[Document text records]
------------------------------------------------

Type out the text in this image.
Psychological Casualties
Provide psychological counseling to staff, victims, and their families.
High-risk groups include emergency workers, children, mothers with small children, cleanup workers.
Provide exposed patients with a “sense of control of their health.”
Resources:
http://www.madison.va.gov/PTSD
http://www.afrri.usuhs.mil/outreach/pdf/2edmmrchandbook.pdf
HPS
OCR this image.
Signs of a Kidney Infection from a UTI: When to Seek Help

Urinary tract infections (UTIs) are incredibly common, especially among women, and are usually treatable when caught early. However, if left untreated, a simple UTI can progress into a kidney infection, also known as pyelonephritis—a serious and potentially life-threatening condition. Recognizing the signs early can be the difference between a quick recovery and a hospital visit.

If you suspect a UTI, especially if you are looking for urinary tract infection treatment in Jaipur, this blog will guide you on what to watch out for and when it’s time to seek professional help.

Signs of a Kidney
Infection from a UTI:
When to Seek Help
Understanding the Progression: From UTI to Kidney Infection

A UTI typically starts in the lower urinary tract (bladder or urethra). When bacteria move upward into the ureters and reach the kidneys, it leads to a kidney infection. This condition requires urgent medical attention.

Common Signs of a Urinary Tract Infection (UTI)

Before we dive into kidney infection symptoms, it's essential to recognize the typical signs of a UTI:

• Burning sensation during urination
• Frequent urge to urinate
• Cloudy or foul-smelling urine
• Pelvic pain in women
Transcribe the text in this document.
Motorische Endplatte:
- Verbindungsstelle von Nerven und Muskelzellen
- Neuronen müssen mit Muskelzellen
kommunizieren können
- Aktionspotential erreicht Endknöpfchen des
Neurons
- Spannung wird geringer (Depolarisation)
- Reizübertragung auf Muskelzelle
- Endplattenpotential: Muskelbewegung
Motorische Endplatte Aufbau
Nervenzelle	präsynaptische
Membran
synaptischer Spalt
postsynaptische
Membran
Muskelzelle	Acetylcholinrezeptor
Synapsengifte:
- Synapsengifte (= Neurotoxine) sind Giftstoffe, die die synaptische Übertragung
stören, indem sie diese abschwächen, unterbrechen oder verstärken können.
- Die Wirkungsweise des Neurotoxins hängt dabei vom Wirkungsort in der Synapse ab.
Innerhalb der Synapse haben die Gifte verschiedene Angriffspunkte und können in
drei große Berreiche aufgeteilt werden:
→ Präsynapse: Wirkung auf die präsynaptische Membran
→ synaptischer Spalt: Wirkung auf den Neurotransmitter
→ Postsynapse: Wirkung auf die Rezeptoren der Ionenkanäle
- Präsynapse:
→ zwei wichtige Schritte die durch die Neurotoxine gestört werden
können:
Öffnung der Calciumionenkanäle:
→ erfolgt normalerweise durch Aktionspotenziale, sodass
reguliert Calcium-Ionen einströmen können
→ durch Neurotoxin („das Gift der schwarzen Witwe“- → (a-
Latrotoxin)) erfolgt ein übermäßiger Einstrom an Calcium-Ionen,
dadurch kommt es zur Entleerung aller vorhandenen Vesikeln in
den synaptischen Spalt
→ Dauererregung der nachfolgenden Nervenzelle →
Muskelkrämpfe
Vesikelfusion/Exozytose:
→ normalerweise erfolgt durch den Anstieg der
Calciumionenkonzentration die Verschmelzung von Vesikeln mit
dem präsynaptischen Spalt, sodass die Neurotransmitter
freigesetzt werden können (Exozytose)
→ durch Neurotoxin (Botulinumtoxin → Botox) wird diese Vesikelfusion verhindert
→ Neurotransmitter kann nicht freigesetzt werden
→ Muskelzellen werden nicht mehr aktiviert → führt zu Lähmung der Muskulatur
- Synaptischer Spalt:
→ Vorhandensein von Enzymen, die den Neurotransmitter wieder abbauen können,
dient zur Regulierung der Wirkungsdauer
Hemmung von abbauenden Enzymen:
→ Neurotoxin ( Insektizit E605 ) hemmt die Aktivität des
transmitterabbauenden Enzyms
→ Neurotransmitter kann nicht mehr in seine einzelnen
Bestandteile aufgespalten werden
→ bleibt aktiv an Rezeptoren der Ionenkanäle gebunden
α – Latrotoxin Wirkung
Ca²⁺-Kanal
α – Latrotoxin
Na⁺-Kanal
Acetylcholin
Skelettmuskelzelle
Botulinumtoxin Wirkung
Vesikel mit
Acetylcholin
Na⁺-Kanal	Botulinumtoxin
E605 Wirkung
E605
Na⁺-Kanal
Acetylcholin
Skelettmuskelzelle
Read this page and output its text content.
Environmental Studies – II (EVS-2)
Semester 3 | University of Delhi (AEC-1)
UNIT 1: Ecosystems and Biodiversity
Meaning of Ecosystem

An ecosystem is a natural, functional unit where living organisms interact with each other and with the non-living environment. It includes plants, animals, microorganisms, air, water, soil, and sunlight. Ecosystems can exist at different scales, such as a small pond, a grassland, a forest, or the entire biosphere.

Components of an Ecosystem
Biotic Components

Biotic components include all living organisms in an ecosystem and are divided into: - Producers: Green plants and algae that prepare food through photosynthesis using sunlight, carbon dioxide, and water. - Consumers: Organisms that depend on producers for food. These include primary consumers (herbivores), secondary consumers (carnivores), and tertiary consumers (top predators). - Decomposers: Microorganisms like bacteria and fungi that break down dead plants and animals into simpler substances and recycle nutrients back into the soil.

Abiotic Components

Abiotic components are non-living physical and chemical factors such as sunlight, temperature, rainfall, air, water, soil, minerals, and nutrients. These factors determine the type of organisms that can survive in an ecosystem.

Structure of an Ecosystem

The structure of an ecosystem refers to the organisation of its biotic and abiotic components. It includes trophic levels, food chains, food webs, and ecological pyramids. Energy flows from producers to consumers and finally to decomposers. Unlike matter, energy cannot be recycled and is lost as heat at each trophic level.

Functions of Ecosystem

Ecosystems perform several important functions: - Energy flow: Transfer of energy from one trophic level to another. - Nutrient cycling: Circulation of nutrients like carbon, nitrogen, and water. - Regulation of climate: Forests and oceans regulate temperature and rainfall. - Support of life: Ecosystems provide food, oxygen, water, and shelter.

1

------------------------------------------------

§ WHAT THE TASK ASKS
Whenever the word "freigesetzt" shows up in a line of the entries, list that line.

§ ANSWER FOR THIS EXERCISE
freigesetzt werden können (Exozytose)
→ Neurotransmitter kann nicht freigesetzt werden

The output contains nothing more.